SUPPLIED ENTRIES:
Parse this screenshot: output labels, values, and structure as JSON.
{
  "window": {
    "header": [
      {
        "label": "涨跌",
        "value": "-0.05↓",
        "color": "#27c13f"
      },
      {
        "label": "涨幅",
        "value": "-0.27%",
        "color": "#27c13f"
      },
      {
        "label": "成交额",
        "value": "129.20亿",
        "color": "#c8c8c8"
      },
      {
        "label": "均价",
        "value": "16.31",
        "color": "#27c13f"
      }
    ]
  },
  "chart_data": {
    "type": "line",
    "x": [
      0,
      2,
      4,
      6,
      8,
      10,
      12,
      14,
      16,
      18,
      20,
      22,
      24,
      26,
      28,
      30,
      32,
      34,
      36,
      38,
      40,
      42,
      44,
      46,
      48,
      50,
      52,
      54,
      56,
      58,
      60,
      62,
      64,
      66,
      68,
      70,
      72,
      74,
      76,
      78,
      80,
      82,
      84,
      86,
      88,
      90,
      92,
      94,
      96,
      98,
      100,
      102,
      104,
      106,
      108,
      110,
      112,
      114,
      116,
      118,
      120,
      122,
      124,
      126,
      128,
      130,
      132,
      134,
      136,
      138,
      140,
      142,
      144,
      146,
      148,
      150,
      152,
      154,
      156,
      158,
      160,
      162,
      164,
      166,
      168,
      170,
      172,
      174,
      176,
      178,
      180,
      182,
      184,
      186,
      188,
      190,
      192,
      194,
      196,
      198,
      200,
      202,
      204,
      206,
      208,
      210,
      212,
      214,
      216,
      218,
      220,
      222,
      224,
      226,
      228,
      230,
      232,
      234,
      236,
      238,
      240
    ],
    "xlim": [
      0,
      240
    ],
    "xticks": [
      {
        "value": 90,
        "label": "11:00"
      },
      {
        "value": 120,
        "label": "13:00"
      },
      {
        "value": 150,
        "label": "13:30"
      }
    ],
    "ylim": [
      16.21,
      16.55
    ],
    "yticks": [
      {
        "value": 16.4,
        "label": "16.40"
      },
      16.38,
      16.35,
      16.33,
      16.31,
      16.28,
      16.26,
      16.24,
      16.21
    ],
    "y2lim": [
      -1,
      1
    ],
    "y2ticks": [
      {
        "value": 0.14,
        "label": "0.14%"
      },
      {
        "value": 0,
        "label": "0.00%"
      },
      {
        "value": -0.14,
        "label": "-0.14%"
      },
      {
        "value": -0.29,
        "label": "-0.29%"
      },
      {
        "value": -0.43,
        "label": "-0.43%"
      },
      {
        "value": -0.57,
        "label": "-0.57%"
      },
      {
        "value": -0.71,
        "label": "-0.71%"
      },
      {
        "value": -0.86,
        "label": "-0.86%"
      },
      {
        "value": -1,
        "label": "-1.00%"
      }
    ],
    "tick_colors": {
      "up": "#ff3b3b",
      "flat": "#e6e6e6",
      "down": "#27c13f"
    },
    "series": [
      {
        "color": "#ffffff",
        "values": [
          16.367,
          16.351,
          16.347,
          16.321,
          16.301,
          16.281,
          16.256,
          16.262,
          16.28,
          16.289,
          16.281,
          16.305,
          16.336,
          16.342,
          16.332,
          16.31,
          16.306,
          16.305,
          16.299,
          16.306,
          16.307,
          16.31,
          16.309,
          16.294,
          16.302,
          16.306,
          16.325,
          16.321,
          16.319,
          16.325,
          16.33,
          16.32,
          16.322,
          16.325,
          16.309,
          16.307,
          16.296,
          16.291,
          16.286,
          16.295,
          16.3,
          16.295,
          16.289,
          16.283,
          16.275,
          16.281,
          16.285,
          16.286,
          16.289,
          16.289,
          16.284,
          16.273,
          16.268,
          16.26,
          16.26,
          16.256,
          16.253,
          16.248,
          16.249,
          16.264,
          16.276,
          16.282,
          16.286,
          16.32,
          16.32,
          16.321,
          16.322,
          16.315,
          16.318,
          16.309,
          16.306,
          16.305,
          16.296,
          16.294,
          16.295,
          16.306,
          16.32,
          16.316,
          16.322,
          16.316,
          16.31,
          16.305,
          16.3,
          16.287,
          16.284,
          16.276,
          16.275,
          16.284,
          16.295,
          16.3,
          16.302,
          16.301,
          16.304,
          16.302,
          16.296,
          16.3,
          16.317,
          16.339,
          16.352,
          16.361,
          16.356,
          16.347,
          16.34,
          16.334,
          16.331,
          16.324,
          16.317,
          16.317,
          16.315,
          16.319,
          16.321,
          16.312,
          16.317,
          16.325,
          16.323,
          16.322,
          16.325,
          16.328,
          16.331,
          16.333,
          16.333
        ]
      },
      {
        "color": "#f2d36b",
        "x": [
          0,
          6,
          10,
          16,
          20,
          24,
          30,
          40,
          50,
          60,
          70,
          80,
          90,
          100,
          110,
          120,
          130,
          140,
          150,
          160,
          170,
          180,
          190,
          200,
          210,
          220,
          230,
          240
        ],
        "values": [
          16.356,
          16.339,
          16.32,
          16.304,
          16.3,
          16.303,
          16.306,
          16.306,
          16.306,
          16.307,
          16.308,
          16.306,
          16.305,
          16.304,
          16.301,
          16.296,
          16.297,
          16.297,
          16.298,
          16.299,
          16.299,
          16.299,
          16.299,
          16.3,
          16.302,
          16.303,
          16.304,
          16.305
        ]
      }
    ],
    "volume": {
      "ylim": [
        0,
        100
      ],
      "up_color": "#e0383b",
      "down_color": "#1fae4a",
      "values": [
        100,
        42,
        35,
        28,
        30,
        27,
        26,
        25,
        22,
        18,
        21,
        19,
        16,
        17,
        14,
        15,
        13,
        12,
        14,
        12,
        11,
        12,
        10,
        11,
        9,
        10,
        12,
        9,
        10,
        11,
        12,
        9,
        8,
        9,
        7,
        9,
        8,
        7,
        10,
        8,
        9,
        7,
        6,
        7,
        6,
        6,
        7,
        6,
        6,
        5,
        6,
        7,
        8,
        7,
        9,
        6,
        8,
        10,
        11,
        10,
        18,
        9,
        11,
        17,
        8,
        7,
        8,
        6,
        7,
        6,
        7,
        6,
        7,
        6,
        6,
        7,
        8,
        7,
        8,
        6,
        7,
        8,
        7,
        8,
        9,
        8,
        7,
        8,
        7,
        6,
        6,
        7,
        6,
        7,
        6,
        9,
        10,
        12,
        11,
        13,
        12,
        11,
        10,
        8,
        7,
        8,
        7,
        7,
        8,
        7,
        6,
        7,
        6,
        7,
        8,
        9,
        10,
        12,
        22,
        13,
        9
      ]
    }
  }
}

GOAL:
Quote the data in full, keeping each word unchanged.

WRITTEN ANSWER:
Parse this screenshot: output labels, values, and structure as JSON.
{
  "window": {
    "header": [
      {
        "label": "涨跌",
        "value": "-0.05↓",
        "color": "#27c13f"
      },
      {
        "label": "涨幅",
        "value": "-0.27%",
        "color": "#27c13f"
      },
      {
        "label": "成交额",
        "value": "129.20亿",
        "color": "#c8c8c8"
      },
      {
        "label": "均价",
        "value": "16.31",
        "color": "#27c13f"
      }
    ]
  },
  "chart_data": {
    "type": "line",
    "x": [
      0,
      2,
      4,
      6,
      8,
      10,
      12,
      14,
      16,
      18,
      20,
      22,
      24,
      26,
      28,
      30,
      32,
      34,
      36,
      38,
      40,
      42,
      44,
      46,
      48,
      50,
      52,
      54,
      56,
      58,
      60,
      62,
      64,
      66,
      68,
      70,
      72,
      74,
      76,
      78,
      80,
      82,
      84,
      86,
      88,
      90,
      92,
      94,
      96,
      98,
      100,
      102,
      104,
      106,
      108,
      110,
      112,
      114,
      116,
      118,
      120,
      122,
      124,
      126,
      128,
      130,
      132,
      134,
      136,
      138,
      140,
      142,
      144,
      146,
      148,
      150,
      152,
      154,
      156,
      158,
      160,
      162,
      164,
      166,
      168,
      170,
      172,
      174,
      176,
      178,
      180,
      182,
      184,
      186,
      188,
      190,
      192,
      194,
      196,
      198,
      200,
      202,
      204,
      206,
      208,
      210,
      212,
      214,
      216,
      218,
      220,
      222,
      224,
      226,
      228,
      230,
      232,
      234,
      236,
      238,
      240
    ],
    "xlim": [
      0,
      240
    ],
    "xticks": [
      {
        "value": 90,
        "label": "11:00"
      },
      {
        "value": 120,
        "label": "13:00"
      },
      {
        "value": 150,
        "label": "13:30"
      }
    ],
    "ylim": [
      16.21,
      16.55
    ],
    "yticks": [
      {
        "value": 16.4,
        "label": "16.40"
      },
      16.38,
      16.35,
      16.33,
      16.31,
      16.28,
      16.26,
      16.24,
      16.21
    ],
    "y2lim": [
      -1,
      1
    ],
    "y2ticks": [
      {
        "value": 0.14,
        "label": "0.14%"
      },
      {
        "value": 0,
        "label": "0.00%"
      },
      {
        "value": -0.14,
        "label": "-0.14%"
      },
      {
        "value": -0.29,
        "label": "-0.29%"
      },
      {
        "value": -0.43,
        "label": "-0.43%"
      },
      {
        "value": -0.57,
        "label": "-0.57%"
      },
      {
        "value": -0.71,
        "label": "-0.71%"
      },
      {
        "value": -0.86,
        "label": "-0.86%"
      },
      {
        "value": -1,
        "label": "-1.00%"
      }
    ],
    "tick_colors": {
      "up": "#ff3b3b",
      "flat": "#e6e6e6",
      "down": "#27c13f"
    },
    "series": [
      {
        "color": "#ffffff",
        "values": [
          16.367,
          16.351,
          16.347,
          16.321,
          16.301,
          16.281,
          16.256,
          16.262,
          16.28,
          16.289,
          16.281,
          16.305,
          16.336,
          16.342,
          16.332,
          16.31,
          16.306,
          16.305,
          16.299,
          16.306,
          16.307,
          16.31,
          16.309,
          16.294,
          16.302,
          16.306,
          16.325,
          16.321,
          16.319,
          16.325,
          16.33,
          16.32,
          16.322,
          16.325,
          16.309,
          16.307,
          16.296,
          16.291,
          16.286,
          16.295,
          16.3,
          16.295,
          16.289,
          16.283,
          16.275,
          16.281,
          16.285,
          16.286,
          16.289,
          16.289,
          16.284,
          16.273,
          16.268,
          16.26,
          16.26,
          16.256,
          16.253,
          16.248,
          16.249,
          16.264,
          16.276,
          16.282,
          16.286,
          16.32,
          16.32,
          16.321,
          16.322,
          16.315,
          16.318,
          16.309,
          16.306,
          16.305,
          16.296,
          16.294,
          16.295,
          16.306,
          16.32,
          16.316,
          16.322,
          16.316,
          16.31,
          16.305,
          16.3,
          16.287,
          16.284,
          16.276,
          16.275,
          16.284,
          16.295,
          16.3,
          16.302,
          16.301,
          16.304,
          16.302,
          16.296,
          16.3,
          16.317,
          16.339,
          16.352,
          16.361,
          16.356,
          16.347,
          16.34,
          16.334,
          16.331,
          16.324,
          16.317,
          16.317,
          16.315,
          16.319,
          16.321,
          16.312,
          16.317,
          16.325,
          16.323,
          16.322,
          16.325,
          16.328,
          16.331,
          16.333,
          16.333
        ]
      },
      {
        "color": "#f2d36b",
        "x": [
          0,
          6,
          10,
          16,
          20,
          24,
          30,
          40,
          50,
          60,
          70,
          80,
          90,
          100,
          110,
          120,
          130,
          140,
          150,
          160,
          170,
          180,
          190,
          200,
          210,
          220,
          230,
          240
        ],
        "values": [
          16.356,
          16.339,
          16.32,
          16.304,
          16.3,
          16.303,
          16.306,
          16.306,
          16.306,
          16.307,
          16.308,
          16.306,
          16.305,
          16.304,
          16.301,
          16.296,
          16.297,
          16.297,
          16.298,
          16.299,
          16.299,
          16.299,
          16.299,
          16.3,
          16.302,
          16.303,
          16.304,
          16.305
        ]
      }
    ],
    "volume": {
      "ylim": [
        0,
        100
      ],
      "up_color": "#e0383b",
      "down_color": "#1fae4a",
      "values": [
        100,
        42,
        35,
        28,
        30,
        27,
        26,
        25,
        22,
        18,
        21,
        19,
        16,
        17,
        14,
        15,
        13,
        12,
        14,
        12,
        11,
        12,
        10,
        11,
        9,
        10,
        12,
        9,
        10,
        11,
        12,
        9,
        8,
        9,
        7,
        9,
        8,
        7,
        10,
        8,
        9,
        7,
        6,
        7,
        6,
        6,
        7,
        6,
        6,
        5,
        6,
        7,
        8,
        7,
        9,
        6,
        8,
        10,
        11,
        10,
        18,
        9,
        11,
        17,
        8,
        7,
        8,
        6,
        7,
        6,
        7,
        6,
        7,
        6,
        6,
        7,
        8,
        7,
        8,
        6,
        7,
        8,
        7,
        8,
        9,
        8,
        7,
        8,
        7,
        6,
        6,
        7,
        6,
        7,
        6,
        9,
        10,
        12,
        11,
        13,
        12,
        11,
        10,
        8,
        7,
        8,
        7,
        7,
        8,
        7,
        6,
        7,
        6,
        7,
        8,
        9,
        10,
        12,
        22,
        13,
        9
      ]
    }
  }
}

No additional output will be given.